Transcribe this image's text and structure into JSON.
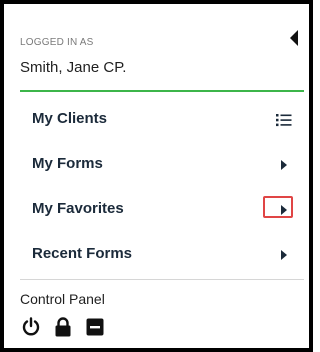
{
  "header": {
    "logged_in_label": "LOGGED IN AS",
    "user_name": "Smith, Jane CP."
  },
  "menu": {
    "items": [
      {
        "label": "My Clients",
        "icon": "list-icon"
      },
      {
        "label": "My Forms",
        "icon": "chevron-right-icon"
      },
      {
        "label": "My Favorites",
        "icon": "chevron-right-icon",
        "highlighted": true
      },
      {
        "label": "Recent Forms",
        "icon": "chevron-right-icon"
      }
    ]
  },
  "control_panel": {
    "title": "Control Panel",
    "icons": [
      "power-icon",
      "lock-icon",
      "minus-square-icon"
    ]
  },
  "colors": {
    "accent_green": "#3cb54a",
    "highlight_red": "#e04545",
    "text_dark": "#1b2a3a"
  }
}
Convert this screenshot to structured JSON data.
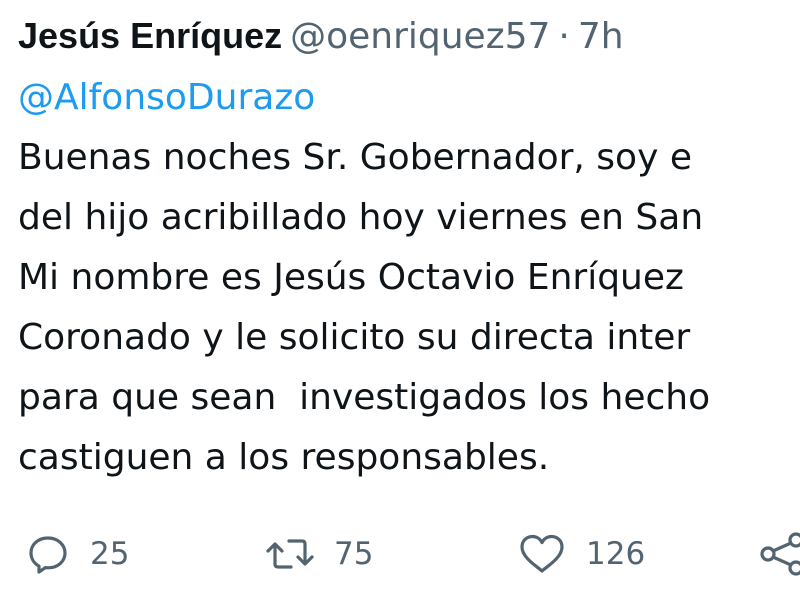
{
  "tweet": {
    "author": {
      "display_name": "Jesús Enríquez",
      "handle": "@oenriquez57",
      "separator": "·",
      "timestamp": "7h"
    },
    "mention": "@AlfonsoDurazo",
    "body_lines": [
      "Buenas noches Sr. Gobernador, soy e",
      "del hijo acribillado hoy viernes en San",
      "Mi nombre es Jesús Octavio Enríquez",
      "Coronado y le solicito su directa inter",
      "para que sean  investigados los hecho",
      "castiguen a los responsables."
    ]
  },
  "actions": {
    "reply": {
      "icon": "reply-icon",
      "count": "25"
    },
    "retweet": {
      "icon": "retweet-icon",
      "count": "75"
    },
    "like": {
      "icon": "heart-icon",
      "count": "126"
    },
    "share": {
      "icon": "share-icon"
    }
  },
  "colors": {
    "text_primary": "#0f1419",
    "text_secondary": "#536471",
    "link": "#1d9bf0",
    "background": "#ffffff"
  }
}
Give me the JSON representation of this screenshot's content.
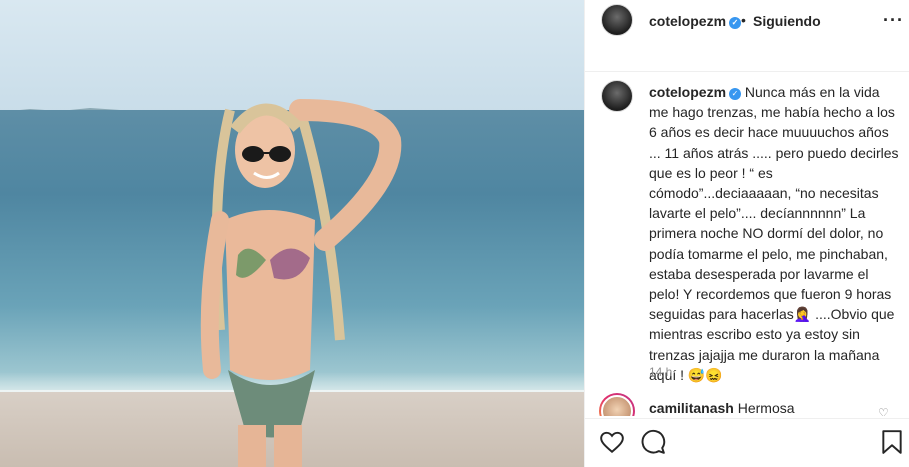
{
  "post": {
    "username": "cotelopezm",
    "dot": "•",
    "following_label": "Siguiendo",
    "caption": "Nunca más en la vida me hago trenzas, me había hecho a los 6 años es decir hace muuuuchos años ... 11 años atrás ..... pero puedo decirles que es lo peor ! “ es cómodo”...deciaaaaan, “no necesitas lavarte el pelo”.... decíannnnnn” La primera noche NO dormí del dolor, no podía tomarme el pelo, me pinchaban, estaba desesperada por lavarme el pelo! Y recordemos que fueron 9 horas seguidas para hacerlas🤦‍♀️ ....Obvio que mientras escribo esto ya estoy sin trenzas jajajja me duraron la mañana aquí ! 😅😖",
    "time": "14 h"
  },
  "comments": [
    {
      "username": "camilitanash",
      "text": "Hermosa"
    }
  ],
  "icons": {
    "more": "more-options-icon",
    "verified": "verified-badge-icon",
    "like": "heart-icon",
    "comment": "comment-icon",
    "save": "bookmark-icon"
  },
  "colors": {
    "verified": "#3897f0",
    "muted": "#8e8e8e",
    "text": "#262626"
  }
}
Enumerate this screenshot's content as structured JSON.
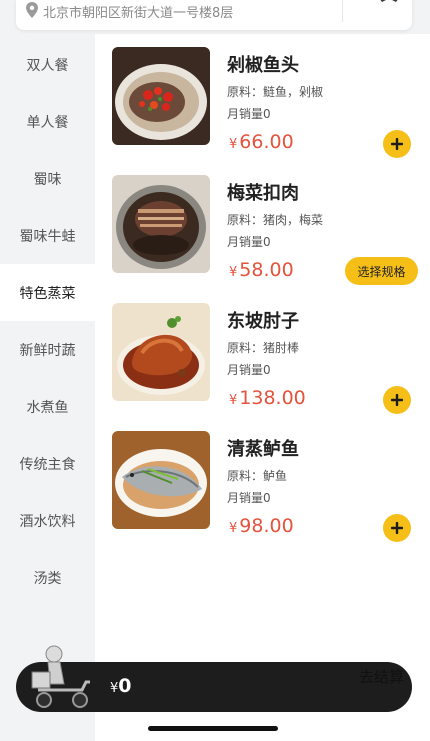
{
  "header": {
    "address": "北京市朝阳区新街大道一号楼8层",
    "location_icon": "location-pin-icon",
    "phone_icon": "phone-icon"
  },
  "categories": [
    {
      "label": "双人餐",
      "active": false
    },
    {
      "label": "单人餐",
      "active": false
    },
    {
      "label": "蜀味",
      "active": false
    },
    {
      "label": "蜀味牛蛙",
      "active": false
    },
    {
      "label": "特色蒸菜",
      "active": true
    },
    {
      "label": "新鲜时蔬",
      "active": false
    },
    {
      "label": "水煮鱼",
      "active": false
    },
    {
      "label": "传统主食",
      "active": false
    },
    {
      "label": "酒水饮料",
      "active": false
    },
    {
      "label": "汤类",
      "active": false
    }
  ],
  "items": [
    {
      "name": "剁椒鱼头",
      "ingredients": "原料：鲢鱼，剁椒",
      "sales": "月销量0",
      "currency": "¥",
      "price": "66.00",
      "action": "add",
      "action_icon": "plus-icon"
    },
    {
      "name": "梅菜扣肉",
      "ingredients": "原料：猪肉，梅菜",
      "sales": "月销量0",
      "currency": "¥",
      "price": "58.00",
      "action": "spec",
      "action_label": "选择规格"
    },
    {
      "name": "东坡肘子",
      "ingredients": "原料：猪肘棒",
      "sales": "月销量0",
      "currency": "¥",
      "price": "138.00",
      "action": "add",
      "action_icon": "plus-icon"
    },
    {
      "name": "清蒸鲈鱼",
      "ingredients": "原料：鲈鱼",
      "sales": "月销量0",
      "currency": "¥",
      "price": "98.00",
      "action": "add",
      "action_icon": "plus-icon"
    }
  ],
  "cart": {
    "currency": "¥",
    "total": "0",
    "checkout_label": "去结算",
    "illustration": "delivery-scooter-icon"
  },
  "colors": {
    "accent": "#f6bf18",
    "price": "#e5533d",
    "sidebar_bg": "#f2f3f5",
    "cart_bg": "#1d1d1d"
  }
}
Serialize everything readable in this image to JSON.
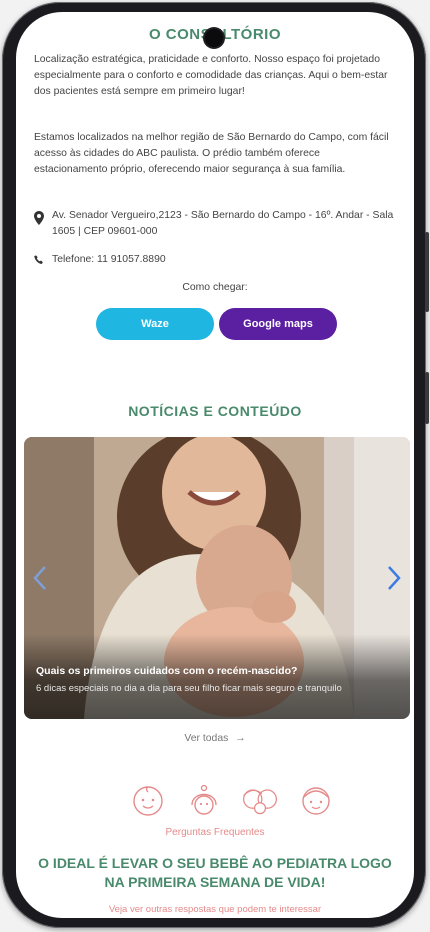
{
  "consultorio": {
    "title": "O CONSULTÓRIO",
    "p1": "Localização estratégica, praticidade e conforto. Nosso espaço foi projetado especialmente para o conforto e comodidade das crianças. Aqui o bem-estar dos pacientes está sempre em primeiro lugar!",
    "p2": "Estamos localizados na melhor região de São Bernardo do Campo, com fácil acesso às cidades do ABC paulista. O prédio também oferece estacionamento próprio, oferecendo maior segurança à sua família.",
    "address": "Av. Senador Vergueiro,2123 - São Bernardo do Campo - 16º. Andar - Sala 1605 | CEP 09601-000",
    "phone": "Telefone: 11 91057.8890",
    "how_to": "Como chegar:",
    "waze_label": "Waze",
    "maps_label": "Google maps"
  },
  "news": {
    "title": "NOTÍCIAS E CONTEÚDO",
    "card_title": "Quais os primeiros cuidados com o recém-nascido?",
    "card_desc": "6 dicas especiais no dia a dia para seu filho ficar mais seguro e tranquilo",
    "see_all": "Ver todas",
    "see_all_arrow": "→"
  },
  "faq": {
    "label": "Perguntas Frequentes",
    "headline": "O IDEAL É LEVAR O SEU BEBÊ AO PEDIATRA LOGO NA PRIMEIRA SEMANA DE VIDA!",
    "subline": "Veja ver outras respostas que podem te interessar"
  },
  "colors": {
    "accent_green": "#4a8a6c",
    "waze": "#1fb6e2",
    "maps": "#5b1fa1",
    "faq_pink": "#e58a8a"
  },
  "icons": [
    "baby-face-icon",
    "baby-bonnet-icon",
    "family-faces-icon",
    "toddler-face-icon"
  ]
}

++++

State how many lines above include the word "image", and nothing more.

**Result of this exercise:**
2